#### [Problem statement]
Can you carry on the passage comparing ELSS and NPS tax treatment from where it stops?

#### [Document]
(begin)
2. Tax incentives on maturity amount: While ELSS investments may be redeemed any time after the completion of three years from the date of purchase of the ELSS units, investments in Tier-I Accounts of NPS may be redeemed only when the investor turns 60 years old or retires. Out of the total maturity amount in Tier-I Accounts of NPS, up to 60 per cent may be commuted at the time of retirement and the remaining 40 per cent has to be invested in a pension plan of an insurance company regulated by the IRDAI. However, amounts invested in Tier-II Accounts of NPS may be taken out after completion of three years from the dates of investments. While the lump sum withdrawals in NPS are totally tax-free, in case of ELSS, 10 per cent Long Term Capital Gain (LTCG) Tax will be charged on such capital gains over Rs 1 lakh in a financial year, taking together all the LTCGs on equity and equity related products.
(end)
#### [Extracted entries]
(begin)
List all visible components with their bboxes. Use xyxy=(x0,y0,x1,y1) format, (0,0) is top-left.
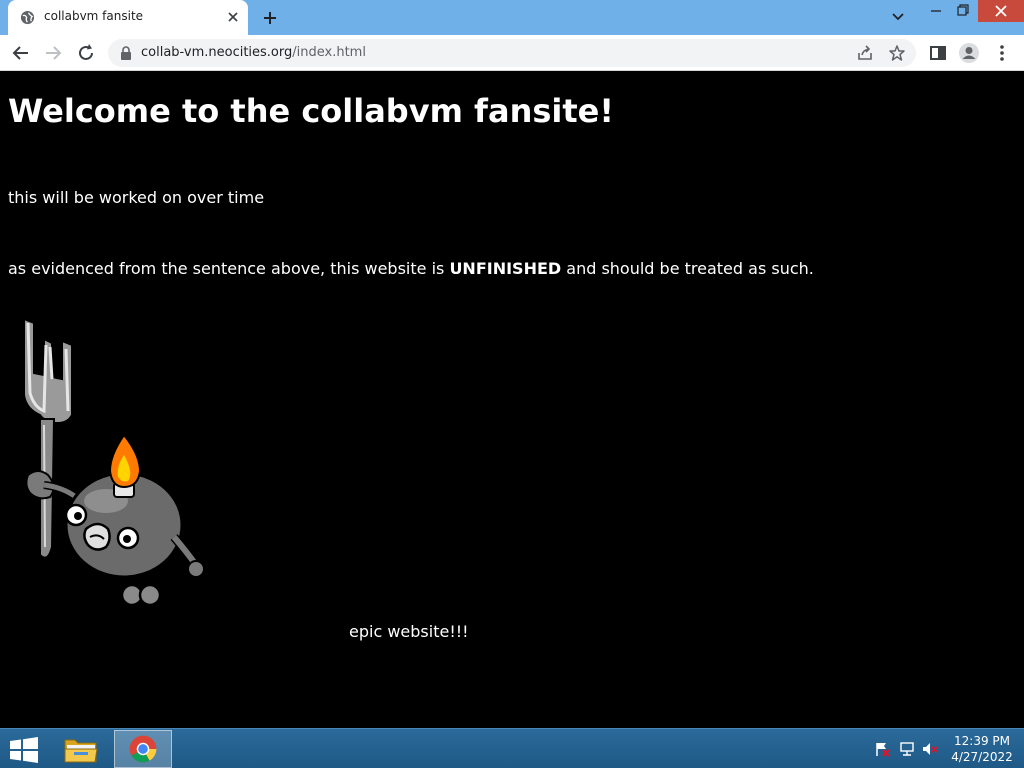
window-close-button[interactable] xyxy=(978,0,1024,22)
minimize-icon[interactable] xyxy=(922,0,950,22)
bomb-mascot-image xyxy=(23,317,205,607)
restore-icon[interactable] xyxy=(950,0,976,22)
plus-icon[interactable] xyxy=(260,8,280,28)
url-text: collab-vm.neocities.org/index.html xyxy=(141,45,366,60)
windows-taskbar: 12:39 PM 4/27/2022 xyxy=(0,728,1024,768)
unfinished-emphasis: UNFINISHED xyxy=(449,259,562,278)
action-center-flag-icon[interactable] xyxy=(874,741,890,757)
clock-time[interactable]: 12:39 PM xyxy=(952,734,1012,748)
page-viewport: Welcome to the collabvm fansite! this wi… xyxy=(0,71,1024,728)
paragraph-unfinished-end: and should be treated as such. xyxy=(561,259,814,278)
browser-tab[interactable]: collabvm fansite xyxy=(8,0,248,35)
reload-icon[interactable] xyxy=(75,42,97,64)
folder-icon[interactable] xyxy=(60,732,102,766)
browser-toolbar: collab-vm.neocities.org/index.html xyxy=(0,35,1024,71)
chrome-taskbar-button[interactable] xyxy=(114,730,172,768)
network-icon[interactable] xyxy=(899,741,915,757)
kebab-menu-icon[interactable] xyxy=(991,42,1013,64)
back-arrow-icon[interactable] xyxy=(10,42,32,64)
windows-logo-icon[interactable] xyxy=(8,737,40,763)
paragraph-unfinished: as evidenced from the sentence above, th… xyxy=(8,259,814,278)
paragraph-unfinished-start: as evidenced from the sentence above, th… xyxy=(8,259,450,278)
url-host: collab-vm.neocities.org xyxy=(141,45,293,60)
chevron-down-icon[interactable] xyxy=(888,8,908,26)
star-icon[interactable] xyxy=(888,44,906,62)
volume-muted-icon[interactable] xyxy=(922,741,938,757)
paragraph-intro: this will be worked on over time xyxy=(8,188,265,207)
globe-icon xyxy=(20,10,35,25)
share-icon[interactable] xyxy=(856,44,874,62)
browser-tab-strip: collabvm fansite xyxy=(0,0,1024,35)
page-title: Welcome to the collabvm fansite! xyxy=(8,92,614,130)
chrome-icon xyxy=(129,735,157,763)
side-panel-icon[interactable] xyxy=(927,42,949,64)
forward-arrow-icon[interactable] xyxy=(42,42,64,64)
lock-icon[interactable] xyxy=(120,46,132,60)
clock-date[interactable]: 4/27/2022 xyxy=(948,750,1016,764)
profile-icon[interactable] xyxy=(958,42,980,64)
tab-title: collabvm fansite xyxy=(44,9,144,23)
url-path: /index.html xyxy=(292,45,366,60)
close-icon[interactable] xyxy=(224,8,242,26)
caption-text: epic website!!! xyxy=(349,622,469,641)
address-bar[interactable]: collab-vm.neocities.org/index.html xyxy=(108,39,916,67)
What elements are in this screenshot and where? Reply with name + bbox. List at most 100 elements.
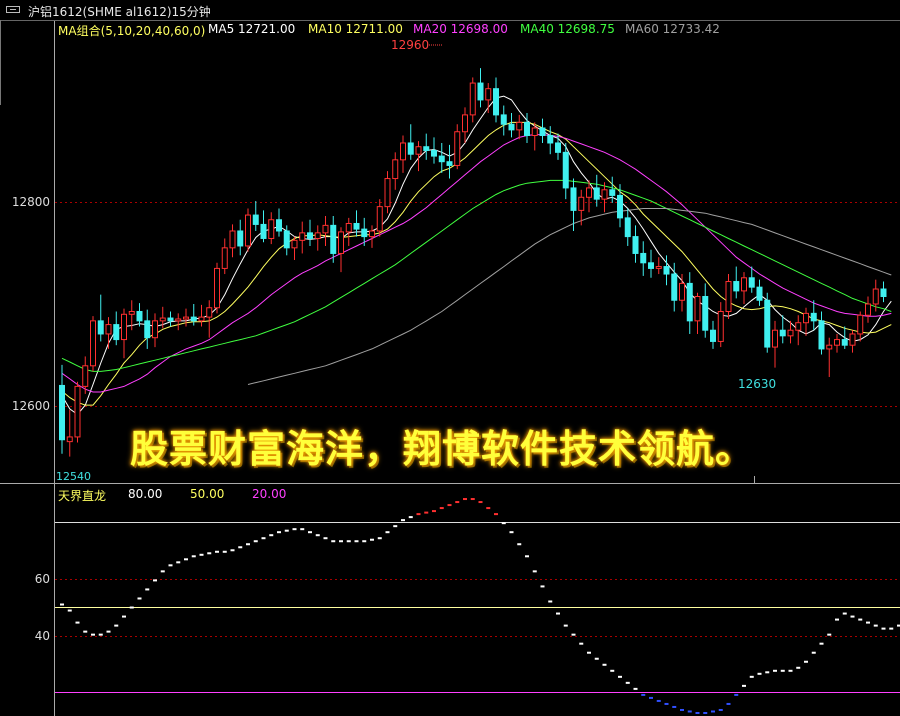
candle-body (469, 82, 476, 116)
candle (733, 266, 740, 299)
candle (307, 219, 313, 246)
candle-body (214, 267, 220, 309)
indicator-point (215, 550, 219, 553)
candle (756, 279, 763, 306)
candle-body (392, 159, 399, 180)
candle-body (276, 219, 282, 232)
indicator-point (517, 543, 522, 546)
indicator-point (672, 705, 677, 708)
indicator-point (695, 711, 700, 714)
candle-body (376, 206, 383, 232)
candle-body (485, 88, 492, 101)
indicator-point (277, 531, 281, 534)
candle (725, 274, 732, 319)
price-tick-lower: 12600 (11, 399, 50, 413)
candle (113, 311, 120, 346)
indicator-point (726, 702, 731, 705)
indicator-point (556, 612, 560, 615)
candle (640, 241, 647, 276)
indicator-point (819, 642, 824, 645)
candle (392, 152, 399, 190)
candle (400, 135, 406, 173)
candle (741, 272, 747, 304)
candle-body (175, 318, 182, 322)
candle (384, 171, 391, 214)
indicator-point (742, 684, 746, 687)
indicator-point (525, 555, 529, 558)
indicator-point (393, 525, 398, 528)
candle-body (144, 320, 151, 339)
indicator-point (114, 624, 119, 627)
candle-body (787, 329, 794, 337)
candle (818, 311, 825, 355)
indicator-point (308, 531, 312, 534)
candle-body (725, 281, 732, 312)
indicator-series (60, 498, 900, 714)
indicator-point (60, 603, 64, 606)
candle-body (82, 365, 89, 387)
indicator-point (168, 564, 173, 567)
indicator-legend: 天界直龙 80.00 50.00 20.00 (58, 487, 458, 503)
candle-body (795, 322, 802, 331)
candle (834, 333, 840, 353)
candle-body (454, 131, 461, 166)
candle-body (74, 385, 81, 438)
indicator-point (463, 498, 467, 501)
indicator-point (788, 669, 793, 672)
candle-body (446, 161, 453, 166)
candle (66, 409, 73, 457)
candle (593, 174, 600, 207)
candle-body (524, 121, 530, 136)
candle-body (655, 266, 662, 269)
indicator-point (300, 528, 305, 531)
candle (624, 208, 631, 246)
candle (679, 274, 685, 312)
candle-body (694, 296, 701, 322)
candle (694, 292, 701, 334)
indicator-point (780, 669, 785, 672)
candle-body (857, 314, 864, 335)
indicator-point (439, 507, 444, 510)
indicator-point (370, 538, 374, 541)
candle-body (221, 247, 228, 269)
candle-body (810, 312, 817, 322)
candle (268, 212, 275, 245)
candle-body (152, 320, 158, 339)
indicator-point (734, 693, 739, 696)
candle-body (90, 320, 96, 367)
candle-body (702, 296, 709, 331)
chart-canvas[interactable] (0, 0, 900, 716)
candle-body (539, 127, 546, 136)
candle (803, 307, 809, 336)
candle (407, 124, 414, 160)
(end)
#### [Exercise response]
3. Flexibility: According to your risk appetite, you may chose the proportion of debt and equity you want to keep in your investment portfolio under NPS, along with options to choose your preferred fund manager. However, in ELSS, you may choose only the AMC and the fund before investing and not the ratio of debt and equity in the ELSS scheme. As Tier-II Accounts of NPS and ELSS funds have lock-in period of only three years, you have the option and flexibility to pull your money out whenever market conditions are better. However, in case of Tier-I Accounts of NPS, not only the investments amounts are get locked till you turn 60-year old, but there will be compulsion for you to withdraw the maturity amount at the time of retirement even if the market is at its worst. Moreover, you have to put 40 per cent of the retirement corpus in a pension plan while you retire, even if return on pension plan is at its bottom in that particular year.

So, both NPS and ELSS have some pros and cons, which you should evaluate according to your needs and preferences before making your mind to put your hard-earned money.